# Objective:
Copy all lines in which the word "quem" can be found.

— Start —

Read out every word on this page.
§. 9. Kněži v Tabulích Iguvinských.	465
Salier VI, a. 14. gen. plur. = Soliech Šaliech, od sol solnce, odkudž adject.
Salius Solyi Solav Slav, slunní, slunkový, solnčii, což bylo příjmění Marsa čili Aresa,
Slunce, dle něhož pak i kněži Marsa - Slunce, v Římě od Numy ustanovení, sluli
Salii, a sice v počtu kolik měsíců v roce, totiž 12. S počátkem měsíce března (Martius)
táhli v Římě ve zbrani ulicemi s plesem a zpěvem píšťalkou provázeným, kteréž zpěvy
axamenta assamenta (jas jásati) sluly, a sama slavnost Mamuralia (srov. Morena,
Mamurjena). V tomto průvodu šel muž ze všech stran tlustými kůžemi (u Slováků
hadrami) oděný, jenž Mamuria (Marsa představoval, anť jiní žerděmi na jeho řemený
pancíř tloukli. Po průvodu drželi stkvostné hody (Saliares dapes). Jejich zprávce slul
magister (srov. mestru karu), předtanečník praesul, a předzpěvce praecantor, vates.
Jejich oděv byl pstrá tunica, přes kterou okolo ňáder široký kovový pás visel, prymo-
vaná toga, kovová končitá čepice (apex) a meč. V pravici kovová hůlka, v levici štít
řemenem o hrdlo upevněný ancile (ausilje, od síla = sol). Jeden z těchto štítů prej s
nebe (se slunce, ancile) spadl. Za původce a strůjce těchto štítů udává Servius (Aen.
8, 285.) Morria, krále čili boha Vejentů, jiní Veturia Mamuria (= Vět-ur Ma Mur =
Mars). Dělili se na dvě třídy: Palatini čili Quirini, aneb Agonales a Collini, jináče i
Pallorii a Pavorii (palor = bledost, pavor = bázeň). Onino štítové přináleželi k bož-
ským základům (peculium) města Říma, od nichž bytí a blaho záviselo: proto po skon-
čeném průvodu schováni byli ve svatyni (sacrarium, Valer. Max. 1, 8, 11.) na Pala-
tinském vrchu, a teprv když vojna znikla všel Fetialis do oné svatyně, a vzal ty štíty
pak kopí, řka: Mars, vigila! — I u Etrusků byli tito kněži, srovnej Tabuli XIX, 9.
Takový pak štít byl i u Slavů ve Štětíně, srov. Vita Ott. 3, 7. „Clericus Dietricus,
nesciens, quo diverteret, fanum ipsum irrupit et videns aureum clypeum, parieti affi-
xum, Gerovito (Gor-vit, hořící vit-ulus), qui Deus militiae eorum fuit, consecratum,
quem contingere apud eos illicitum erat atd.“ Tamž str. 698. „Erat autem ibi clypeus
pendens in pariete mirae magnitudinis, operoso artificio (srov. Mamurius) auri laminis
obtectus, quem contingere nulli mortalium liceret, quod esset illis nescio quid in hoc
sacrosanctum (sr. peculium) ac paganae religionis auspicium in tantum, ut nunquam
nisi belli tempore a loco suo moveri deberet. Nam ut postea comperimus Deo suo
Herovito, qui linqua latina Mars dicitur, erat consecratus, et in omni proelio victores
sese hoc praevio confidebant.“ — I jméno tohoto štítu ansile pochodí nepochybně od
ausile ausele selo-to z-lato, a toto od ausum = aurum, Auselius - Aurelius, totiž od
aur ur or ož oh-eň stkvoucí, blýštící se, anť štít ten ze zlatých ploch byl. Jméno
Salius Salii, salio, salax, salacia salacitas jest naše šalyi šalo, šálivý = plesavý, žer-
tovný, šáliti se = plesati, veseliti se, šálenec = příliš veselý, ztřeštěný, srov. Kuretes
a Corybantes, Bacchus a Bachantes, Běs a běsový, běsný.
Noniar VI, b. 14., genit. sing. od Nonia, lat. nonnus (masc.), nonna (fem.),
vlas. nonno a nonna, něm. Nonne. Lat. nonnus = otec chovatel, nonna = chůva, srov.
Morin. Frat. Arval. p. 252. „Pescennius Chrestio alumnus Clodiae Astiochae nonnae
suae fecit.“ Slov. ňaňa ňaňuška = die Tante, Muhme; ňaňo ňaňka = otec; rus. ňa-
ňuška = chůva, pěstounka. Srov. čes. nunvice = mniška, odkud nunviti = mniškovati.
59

— End —

# Task solution:
quem contingere apud eos illicitum erat atd.“ Tamž str. 698. „Erat autem ibi clypeus
obtectus, quem contingere nulli mortalium liceret, quod esset illis nescio quid in hoc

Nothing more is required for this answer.